--- SET PROBLEM ---
Transcribe the listing word for word.

+ + + +

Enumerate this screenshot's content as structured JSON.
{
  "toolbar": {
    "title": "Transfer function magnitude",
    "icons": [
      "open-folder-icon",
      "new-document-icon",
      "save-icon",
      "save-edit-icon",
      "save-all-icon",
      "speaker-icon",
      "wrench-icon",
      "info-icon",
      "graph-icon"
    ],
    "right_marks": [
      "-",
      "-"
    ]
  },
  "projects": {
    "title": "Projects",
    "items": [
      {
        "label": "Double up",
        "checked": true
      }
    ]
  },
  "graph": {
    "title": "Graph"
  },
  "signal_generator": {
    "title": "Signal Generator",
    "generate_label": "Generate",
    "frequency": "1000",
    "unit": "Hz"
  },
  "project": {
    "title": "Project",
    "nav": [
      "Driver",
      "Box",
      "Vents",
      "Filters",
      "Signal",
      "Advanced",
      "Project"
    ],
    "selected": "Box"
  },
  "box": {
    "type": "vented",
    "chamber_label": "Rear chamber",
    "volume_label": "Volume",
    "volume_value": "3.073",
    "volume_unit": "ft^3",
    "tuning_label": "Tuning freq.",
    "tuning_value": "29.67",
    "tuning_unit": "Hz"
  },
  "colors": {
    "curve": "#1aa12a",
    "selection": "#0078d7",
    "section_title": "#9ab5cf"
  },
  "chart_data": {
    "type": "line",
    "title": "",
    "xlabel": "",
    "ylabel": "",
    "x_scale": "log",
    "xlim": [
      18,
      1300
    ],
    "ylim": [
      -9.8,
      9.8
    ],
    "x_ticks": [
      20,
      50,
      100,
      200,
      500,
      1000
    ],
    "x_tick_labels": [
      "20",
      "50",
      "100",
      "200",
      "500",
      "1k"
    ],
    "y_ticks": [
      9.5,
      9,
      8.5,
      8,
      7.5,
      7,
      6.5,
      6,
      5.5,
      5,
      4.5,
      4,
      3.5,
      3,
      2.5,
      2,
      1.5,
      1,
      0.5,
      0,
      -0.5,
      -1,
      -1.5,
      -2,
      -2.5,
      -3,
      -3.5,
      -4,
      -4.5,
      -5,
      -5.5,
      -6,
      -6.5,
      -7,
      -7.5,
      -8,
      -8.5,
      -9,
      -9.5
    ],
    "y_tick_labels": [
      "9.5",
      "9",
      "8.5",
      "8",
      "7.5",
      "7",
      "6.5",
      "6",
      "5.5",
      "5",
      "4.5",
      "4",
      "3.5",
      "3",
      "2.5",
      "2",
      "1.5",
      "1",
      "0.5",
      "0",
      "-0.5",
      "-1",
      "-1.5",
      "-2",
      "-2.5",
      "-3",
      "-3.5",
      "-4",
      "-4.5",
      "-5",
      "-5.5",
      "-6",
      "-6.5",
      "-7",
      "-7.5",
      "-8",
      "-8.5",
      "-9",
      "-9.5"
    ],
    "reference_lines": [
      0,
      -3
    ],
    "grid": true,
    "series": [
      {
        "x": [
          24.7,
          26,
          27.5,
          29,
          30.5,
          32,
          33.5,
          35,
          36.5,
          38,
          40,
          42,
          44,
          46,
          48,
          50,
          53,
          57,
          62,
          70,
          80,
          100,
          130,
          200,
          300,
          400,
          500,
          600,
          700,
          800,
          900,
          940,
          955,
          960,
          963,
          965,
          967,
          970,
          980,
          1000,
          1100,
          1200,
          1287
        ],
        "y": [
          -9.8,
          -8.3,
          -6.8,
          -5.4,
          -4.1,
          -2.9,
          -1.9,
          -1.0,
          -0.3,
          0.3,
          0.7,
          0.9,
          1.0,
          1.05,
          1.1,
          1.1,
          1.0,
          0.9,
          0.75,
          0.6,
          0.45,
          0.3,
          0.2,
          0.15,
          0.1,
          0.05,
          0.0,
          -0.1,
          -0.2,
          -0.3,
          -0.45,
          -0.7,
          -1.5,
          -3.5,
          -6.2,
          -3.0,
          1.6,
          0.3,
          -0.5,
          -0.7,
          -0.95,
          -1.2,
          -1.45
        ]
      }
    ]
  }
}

+ + + +

--- RESULT OF THE TASK ---
Enumerate this screenshot's content as structured JSON.
{
  "toolbar": {
    "title": "Transfer function magnitude",
    "icons": [
      "open-folder-icon",
      "new-document-icon",
      "save-icon",
      "save-edit-icon",
      "save-all-icon",
      "speaker-icon",
      "wrench-icon",
      "info-icon",
      "graph-icon"
    ],
    "right_marks": [
      "-",
      "-"
    ]
  },
  "projects": {
    "title": "Projects",
    "items": [
      {
        "label": "Double up",
        "checked": true
      }
    ]
  },
  "graph": {
    "title": "Graph"
  },
  "signal_generator": {
    "title": "Signal Generator",
    "generate_label": "Generate",
    "frequency": "1000",
    "unit": "Hz"
  },
  "project": {
    "title": "Project",
    "nav": [
      "Driver",
      "Box",
      "Vents",
      "Filters",
      "Signal",
      "Advanced",
      "Project"
    ],
    "selected": "Box"
  },
  "box": {
    "type": "vented",
    "chamber_label": "Rear chamber",
    "volume_label": "Volume",
    "volume_value": "3.073",
    "volume_unit": "ft^3",
    "tuning_label": "Tuning freq.",
    "tuning_value": "29.67",
    "tuning_unit": "Hz"
  },
  "colors": {
    "curve": "#1aa12a",
    "selection": "#0078d7",
    "section_title": "#9ab5cf"
  },
  "chart_data": {
    "type": "line",
    "title": "",
    "xlabel": "",
    "ylabel": "",
    "x_scale": "log",
    "xlim": [
      18,
      1300
    ],
    "ylim": [
      -9.8,
      9.8
    ],
    "x_ticks": [
      20,
      50,
      100,
      200,
      500,
      1000
    ],
    "x_tick_labels": [
      "20",
      "50",
      "100",
      "200",
      "500",
      "1k"
    ],
    "y_ticks": [
      9.5,
      9,
      8.5,
      8,
      7.5,
      7,
      6.5,
      6,
      5.5,
      5,
      4.5,
      4,
      3.5,
      3,
      2.5,
      2,
      1.5,
      1,
      0.5,
      0,
      -0.5,
      -1,
      -1.5,
      -2,
      -2.5,
      -3,
      -3.5,
      -4,
      -4.5,
      -5,
      -5.5,
      -6,
      -6.5,
      -7,
      -7.5,
      -8,
      -8.5,
      -9,
      -9.5
    ],
    "y_tick_labels": [
      "9.5",
      "9",
      "8.5",
      "8",
      "7.5",
      "7",
      "6.5",
      "6",
      "5.5",
      "5",
      "4.5",
      "4",
      "3.5",
      "3",
      "2.5",
      "2",
      "1.5",
      "1",
      "0.5",
      "0",
      "-0.5",
      "-1",
      "-1.5",
      "-2",
      "-2.5",
      "-3",
      "-3.5",
      "-4",
      "-4.5",
      "-5",
      "-5.5",
      "-6",
      "-6.5",
      "-7",
      "-7.5",
      "-8",
      "-8.5",
      "-9",
      "-9.5"
    ],
    "reference_lines": [
      0,
      -3
    ],
    "grid": true,
    "series": [
      {
        "x": [
          24.7,
          26,
          27.5,
          29,
          30.5,
          32,
          33.5,
          35,
          36.5,
          38,
          40,
          42,
          44,
          46,
          48,
          50,
          53,
          57,
          62,
          70,
          80,
          100,
          130,
          200,
          300,
          400,
          500,
          600,
          700,
          800,
          900,
          940,
          955,
          960,
          963,
          965,
          967,
          970,
          980,
          1000,
          1100,
          1200,
          1287
        ],
        "y": [
          -9.8,
          -8.3,
          -6.8,
          -5.4,
          -4.1,
          -2.9,
          -1.9,
          -1.0,
          -0.3,
          0.3,
          0.7,
          0.9,
          1.0,
          1.05,
          1.1,
          1.1,
          1.0,
          0.9,
          0.75,
          0.6,
          0.45,
          0.3,
          0.2,
          0.15,
          0.1,
          0.05,
          0.0,
          -0.1,
          -0.2,
          -0.3,
          -0.45,
          -0.7,
          -1.5,
          -3.5,
          -6.2,
          -3.0,
          1.6,
          0.3,
          -0.5,
          -0.7,
          -0.95,
          -1.2,
          -1.45
        ]
      }
    ]
  }
}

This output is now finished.